— Begin —

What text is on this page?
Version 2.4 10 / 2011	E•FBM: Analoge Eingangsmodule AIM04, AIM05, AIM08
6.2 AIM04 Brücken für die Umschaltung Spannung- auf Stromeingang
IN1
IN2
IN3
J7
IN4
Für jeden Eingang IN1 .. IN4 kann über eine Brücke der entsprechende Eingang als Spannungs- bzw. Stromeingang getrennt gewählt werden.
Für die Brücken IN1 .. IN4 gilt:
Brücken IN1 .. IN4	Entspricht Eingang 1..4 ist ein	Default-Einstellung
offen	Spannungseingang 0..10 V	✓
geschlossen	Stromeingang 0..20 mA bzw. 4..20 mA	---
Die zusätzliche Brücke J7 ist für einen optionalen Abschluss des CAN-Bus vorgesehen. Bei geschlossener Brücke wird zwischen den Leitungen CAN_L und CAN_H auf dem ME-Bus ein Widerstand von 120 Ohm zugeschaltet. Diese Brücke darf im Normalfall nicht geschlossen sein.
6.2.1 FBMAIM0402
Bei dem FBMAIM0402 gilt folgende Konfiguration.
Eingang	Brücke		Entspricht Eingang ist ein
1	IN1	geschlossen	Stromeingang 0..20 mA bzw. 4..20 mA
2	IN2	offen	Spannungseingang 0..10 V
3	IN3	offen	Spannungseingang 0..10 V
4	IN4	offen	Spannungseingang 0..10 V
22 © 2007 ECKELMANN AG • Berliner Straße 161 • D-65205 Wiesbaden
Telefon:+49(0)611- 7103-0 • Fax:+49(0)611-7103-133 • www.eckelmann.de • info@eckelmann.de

— End —

• _What the task requires_: Please output the entire listing exactly as it stands.

• _Full answer_:
What text is on this page?
Version 2.4 10 / 2011	E•FBM: Analoge Eingangsmodule AIM04, AIM05, AIM08
6.2 AIM04 Brücken für die Umschaltung Spannung- auf Stromeingang
IN1
IN2
IN3
J7
IN4
Für jeden Eingang IN1 .. IN4 kann über eine Brücke der entsprechende Eingang als Spannungs- bzw. Stromeingang getrennt gewählt werden.
Für die Brücken IN1 .. IN4 gilt:
Brücken IN1 .. IN4	Entspricht Eingang 1..4 ist ein	Default-Einstellung
offen	Spannungseingang 0..10 V	✓
geschlossen	Stromeingang 0..20 mA bzw. 4..20 mA	---
Die zusätzliche Brücke J7 ist für einen optionalen Abschluss des CAN-Bus vorgesehen. Bei geschlossener Brücke wird zwischen den Leitungen CAN_L und CAN_H auf dem ME-Bus ein Widerstand von 120 Ohm zugeschaltet. Diese Brücke darf im Normalfall nicht geschlossen sein.
6.2.1 FBMAIM0402
Bei dem FBMAIM0402 gilt folgende Konfiguration.
Eingang	Brücke		Entspricht Eingang ist ein
1	IN1	geschlossen	Stromeingang 0..20 mA bzw. 4..20 mA
2	IN2	offen	Spannungseingang 0..10 V
3	IN3	offen	Spannungseingang 0..10 V
4	IN4	offen	Spannungseingang 0..10 V
22 © 2007 ECKELMANN AG • Berliner Straße 161 • D-65205 Wiesbaden
Telefon:+49(0)611- 7103-0 • Fax:+49(0)611-7103-133 • www.eckelmann.de • info@eckelmann.de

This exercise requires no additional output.